Copy each of the entries below word for word.

^^^^

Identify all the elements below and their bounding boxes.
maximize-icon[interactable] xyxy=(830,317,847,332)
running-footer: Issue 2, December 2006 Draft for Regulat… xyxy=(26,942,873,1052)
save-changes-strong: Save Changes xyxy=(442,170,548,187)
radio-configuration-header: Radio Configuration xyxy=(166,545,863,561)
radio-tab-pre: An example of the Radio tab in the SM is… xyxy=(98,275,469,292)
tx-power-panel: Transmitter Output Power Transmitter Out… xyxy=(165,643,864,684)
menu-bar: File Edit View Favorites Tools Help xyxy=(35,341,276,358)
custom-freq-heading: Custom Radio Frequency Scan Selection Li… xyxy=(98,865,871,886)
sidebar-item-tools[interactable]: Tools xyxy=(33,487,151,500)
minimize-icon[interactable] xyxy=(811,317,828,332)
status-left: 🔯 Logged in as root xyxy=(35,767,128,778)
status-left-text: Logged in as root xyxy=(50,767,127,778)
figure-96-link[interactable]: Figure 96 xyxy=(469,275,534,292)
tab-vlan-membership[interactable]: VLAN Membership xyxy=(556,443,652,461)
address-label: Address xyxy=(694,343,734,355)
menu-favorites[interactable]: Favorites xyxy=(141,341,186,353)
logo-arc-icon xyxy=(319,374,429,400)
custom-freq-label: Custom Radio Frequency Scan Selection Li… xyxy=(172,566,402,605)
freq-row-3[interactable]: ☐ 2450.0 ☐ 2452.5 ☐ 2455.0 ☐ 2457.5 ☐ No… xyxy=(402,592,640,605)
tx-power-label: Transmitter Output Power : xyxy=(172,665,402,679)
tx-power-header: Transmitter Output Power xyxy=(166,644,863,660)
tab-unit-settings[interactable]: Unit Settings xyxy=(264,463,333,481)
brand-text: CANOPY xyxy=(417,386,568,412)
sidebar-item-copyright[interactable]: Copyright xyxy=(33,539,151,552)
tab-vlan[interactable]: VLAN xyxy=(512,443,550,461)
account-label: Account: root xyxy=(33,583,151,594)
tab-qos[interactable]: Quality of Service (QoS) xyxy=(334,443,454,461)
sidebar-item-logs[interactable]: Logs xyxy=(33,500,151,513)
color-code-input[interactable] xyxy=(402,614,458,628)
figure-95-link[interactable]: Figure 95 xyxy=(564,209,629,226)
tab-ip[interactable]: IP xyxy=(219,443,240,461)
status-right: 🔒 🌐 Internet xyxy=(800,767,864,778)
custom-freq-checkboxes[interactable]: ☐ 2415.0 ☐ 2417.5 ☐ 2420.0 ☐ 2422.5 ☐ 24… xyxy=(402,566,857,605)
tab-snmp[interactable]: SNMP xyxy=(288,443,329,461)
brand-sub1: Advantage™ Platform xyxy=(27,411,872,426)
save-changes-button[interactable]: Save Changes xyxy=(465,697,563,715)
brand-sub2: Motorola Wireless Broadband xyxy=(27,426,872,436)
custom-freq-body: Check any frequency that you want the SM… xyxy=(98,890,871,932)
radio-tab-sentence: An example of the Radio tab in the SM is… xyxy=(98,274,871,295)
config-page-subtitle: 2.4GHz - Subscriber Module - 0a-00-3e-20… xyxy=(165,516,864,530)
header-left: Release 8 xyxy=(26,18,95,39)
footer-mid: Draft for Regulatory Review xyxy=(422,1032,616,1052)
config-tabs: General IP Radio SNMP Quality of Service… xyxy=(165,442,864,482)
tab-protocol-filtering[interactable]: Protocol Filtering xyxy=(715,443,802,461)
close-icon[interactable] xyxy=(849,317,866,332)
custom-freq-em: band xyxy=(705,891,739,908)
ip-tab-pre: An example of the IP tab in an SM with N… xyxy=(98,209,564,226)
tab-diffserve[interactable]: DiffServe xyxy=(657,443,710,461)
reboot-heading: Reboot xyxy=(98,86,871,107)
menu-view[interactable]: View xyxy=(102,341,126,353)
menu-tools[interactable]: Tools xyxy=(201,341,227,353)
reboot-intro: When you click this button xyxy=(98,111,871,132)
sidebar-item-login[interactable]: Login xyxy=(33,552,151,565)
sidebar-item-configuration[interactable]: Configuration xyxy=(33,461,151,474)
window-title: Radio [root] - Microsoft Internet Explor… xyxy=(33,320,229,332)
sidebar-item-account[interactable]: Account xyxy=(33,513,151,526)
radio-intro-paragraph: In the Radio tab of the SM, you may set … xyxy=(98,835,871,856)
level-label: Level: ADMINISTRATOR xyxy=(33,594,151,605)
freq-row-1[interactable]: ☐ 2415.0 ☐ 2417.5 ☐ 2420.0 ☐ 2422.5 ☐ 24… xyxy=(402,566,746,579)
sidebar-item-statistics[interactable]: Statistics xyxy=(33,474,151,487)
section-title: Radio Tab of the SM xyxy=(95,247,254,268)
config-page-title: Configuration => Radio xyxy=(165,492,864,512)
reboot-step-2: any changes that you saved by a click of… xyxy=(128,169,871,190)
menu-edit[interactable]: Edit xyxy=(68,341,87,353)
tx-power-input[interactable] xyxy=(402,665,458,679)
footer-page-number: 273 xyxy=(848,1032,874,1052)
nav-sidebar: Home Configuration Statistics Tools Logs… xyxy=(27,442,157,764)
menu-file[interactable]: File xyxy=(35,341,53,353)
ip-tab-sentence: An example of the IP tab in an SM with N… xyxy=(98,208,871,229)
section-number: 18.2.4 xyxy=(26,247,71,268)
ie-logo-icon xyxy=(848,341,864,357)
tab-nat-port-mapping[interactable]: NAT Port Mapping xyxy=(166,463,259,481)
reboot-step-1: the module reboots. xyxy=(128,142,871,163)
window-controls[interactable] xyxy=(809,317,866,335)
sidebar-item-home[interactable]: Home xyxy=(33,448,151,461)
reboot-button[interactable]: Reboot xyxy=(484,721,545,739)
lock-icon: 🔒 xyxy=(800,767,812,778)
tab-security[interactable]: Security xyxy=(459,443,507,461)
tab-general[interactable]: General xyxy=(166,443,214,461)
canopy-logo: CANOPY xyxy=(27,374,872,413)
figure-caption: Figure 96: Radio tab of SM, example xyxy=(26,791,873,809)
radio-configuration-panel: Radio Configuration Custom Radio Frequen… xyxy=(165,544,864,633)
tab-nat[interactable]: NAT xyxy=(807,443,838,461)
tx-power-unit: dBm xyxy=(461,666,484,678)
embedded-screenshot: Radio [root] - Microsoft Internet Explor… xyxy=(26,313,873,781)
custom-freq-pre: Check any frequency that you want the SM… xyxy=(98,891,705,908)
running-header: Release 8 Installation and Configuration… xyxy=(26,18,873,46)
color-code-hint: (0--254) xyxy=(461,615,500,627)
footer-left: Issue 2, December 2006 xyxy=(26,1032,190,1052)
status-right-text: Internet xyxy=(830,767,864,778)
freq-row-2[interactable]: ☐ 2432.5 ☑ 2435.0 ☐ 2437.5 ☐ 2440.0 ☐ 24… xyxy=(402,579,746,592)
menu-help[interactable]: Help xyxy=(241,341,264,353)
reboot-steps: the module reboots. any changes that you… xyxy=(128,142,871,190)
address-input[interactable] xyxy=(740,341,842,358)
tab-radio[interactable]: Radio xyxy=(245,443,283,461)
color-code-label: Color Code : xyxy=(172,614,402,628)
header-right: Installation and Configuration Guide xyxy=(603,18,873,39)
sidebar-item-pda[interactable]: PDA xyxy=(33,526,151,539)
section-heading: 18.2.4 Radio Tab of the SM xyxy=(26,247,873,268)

^^^^

** Task solution **
Identify all the elements below and their bounding boxes.
maximize-icon[interactable] xyxy=(830,317,847,332)
running-footer: Issue 2, December 2006 Draft for Regulat… xyxy=(26,942,873,1052)
save-changes-strong: Save Changes xyxy=(442,170,548,187)
radio-configuration-header: Radio Configuration xyxy=(166,545,863,561)
radio-tab-pre: An example of the Radio tab in the SM is… xyxy=(98,275,469,292)
tx-power-panel: Transmitter Output Power Transmitter Out… xyxy=(165,643,864,684)
menu-bar: File Edit View Favorites Tools Help xyxy=(35,341,276,358)
custom-freq-heading: Custom Radio Frequency Scan Selection Li… xyxy=(98,865,871,886)
sidebar-item-tools[interactable]: Tools xyxy=(33,487,151,500)
minimize-icon[interactable] xyxy=(811,317,828,332)
status-left: 🔯 Logged in as root xyxy=(35,767,128,778)
status-left-text: Logged in as root xyxy=(50,767,127,778)
figure-96-link[interactable]: Figure 96 xyxy=(469,275,534,292)
tab-vlan-membership[interactable]: VLAN Membership xyxy=(556,443,652,461)
address-label: Address xyxy=(694,343,734,355)
menu-favorites[interactable]: Favorites xyxy=(141,341,186,353)
logo-arc-icon xyxy=(319,374,429,400)
custom-freq-label: Custom Radio Frequency Scan Selection Li… xyxy=(172,566,402,605)
freq-row-3[interactable]: ☐ 2450.0 ☐ 2452.5 ☐ 2455.0 ☐ 2457.5 ☐ No… xyxy=(402,592,640,605)
tx-power-label: Transmitter Output Power : xyxy=(172,665,402,679)
tx-power-header: Transmitter Output Power xyxy=(166,644,863,660)
tab-unit-settings[interactable]: Unit Settings xyxy=(264,463,333,481)
brand-text: CANOPY xyxy=(417,386,568,412)
sidebar-item-copyright[interactable]: Copyright xyxy=(33,539,151,552)
tab-vlan[interactable]: VLAN xyxy=(512,443,550,461)
account-label: Account: root xyxy=(33,583,151,594)
tab-qos[interactable]: Quality of Service (QoS) xyxy=(334,443,454,461)
sidebar-item-logs[interactable]: Logs xyxy=(33,500,151,513)
color-code-input[interactable] xyxy=(402,614,458,628)
figure-95-link[interactable]: Figure 95 xyxy=(564,209,629,226)
tab-ip[interactable]: IP xyxy=(219,443,240,461)
status-right: 🔒 🌐 Internet xyxy=(800,767,864,778)
custom-freq-checkboxes[interactable]: ☐ 2415.0 ☐ 2417.5 ☐ 2420.0 ☐ 2422.5 ☐ 24… xyxy=(402,566,857,605)
tab-snmp[interactable]: SNMP xyxy=(288,443,329,461)
brand-sub1: Advantage™ Platform xyxy=(27,411,872,426)
save-changes-button[interactable]: Save Changes xyxy=(465,697,563,715)
brand-sub2: Motorola Wireless Broadband xyxy=(27,426,872,436)
custom-freq-body: Check any frequency that you want the SM… xyxy=(98,890,871,932)
radio-tab-sentence: An example of the Radio tab in the SM is… xyxy=(98,274,871,295)
config-page-subtitle: 2.4GHz - Subscriber Module - 0a-00-3e-20… xyxy=(165,516,864,530)
header-left: Release 8 xyxy=(26,18,95,39)
footer-mid: Draft for Regulatory Review xyxy=(422,1032,616,1052)
config-tabs: General IP Radio SNMP Quality of Service… xyxy=(165,442,864,482)
tab-protocol-filtering[interactable]: Protocol Filtering xyxy=(715,443,802,461)
close-icon[interactable] xyxy=(849,317,866,332)
custom-freq-em: band xyxy=(705,891,739,908)
ip-tab-pre: An example of the IP tab in an SM with N… xyxy=(98,209,564,226)
tab-diffserve[interactable]: DiffServe xyxy=(657,443,710,461)
reboot-heading: Reboot xyxy=(98,86,871,107)
menu-view[interactable]: View xyxy=(102,341,126,353)
menu-tools[interactable]: Tools xyxy=(201,341,227,353)
reboot-intro: When you click this button xyxy=(98,111,871,132)
sidebar-item-login[interactable]: Login xyxy=(33,552,151,565)
sidebar-item-configuration[interactable]: Configuration xyxy=(33,461,151,474)
window-title: Radio [root] - Microsoft Internet Explor… xyxy=(33,320,229,332)
sidebar-item-account[interactable]: Account xyxy=(33,513,151,526)
radio-intro-paragraph: In the Radio tab of the SM, you may set … xyxy=(98,835,871,856)
level-label: Level: ADMINISTRATOR xyxy=(33,594,151,605)
freq-row-1[interactable]: ☐ 2415.0 ☐ 2417.5 ☐ 2420.0 ☐ 2422.5 ☐ 24… xyxy=(402,566,746,579)
sidebar-item-statistics[interactable]: Statistics xyxy=(33,474,151,487)
section-title: Radio Tab of the SM xyxy=(95,247,254,268)
config-page-title: Configuration => Radio xyxy=(165,492,864,512)
reboot-step-2: any changes that you saved by a click of… xyxy=(128,169,871,190)
menu-edit[interactable]: Edit xyxy=(68,341,87,353)
tx-power-input[interactable] xyxy=(402,665,458,679)
footer-page-number: 273 xyxy=(848,1032,874,1052)
nav-sidebar: Home Configuration Statistics Tools Logs… xyxy=(27,442,157,764)
menu-file[interactable]: File xyxy=(35,341,53,353)
ip-tab-sentence: An example of the IP tab in an SM with N… xyxy=(98,208,871,229)
section-number: 18.2.4 xyxy=(26,247,71,268)
ie-logo-icon xyxy=(848,341,864,357)
tab-nat-port-mapping[interactable]: NAT Port Mapping xyxy=(166,463,259,481)
reboot-step-1: the module reboots. xyxy=(128,142,871,163)
window-controls[interactable] xyxy=(809,317,866,335)
sidebar-item-home[interactable]: Home xyxy=(33,448,151,461)
reboot-button[interactable]: Reboot xyxy=(484,721,545,739)
lock-icon: 🔒 xyxy=(800,767,812,778)
tab-security[interactable]: Security xyxy=(459,443,507,461)
tab-general[interactable]: General xyxy=(166,443,214,461)
canopy-logo: CANOPY xyxy=(27,374,872,413)
figure-caption: Figure 96: Radio tab of SM, example xyxy=(26,791,873,809)
radio-configuration-panel: Radio Configuration Custom Radio Frequen… xyxy=(165,544,864,633)
tab-nat[interactable]: NAT xyxy=(807,443,838,461)
tx-power-unit: dBm xyxy=(461,666,484,678)
embedded-screenshot: Radio [root] - Microsoft Internet Explor… xyxy=(26,313,873,781)
custom-freq-pre: Check any frequency that you want the SM… xyxy=(98,891,705,908)
running-header: Release 8 Installation and Configuration… xyxy=(26,18,873,46)
color-code-hint: (0--254) xyxy=(461,615,500,627)
footer-left: Issue 2, December 2006 xyxy=(26,1032,190,1052)
status-right-text: Internet xyxy=(830,767,864,778)
freq-row-2[interactable]: ☐ 2432.5 ☑ 2435.0 ☐ 2437.5 ☐ 2440.0 ☐ 24… xyxy=(402,579,746,592)
menu-help[interactable]: Help xyxy=(241,341,264,353)
reboot-steps: the module reboots. any changes that you… xyxy=(128,142,871,190)
address-input[interactable] xyxy=(740,341,842,358)
tab-radio[interactable]: Radio xyxy=(245,443,283,461)
color-code-label: Color Code : xyxy=(172,614,402,628)
header-right: Installation and Configuration Guide xyxy=(603,18,873,39)
sidebar-item-pda[interactable]: PDA xyxy=(33,526,151,539)
section-heading: 18.2.4 Radio Tab of the SM xyxy=(26,247,873,268)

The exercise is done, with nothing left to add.